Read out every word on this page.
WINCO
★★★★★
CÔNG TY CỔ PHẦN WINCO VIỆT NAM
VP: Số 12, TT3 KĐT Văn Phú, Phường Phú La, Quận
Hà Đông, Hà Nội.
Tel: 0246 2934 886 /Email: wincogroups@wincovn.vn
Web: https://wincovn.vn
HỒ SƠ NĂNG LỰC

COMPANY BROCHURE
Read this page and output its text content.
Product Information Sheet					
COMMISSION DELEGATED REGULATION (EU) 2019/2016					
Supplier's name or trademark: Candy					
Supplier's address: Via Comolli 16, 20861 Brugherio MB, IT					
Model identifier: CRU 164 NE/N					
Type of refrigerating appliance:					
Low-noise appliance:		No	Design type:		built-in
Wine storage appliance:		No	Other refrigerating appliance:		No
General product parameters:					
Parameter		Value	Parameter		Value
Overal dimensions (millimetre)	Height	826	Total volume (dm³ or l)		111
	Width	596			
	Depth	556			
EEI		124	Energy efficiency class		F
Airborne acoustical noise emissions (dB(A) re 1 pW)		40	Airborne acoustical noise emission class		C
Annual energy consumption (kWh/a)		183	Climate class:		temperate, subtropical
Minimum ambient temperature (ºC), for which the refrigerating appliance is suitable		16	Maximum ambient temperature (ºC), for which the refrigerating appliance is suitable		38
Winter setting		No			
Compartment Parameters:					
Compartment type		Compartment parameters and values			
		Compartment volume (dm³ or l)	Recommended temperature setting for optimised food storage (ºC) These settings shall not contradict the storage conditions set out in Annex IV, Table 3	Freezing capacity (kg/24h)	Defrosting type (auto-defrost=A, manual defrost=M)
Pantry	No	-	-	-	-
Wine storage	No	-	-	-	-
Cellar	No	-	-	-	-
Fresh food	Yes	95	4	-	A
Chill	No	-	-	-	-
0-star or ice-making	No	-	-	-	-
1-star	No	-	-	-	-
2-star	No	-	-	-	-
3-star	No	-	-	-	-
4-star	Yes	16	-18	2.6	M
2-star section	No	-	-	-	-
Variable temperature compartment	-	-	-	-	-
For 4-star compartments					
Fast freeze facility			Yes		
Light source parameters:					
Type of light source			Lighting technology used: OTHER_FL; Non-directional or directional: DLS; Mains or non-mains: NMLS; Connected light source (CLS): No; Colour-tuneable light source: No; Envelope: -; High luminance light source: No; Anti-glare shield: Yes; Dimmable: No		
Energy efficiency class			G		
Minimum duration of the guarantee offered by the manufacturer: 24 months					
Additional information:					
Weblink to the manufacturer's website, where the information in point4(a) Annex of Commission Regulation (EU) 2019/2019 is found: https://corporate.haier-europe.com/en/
---*---
» **The exercise**
Copy each line above where the string "noise" occurs.

» **Finished answer**
Low-noise appliance:		No	Design type:		built-in
Airborne acoustical noise emissions (dB(A) re 1 pW)		40	Airborne acoustical noise emission class		C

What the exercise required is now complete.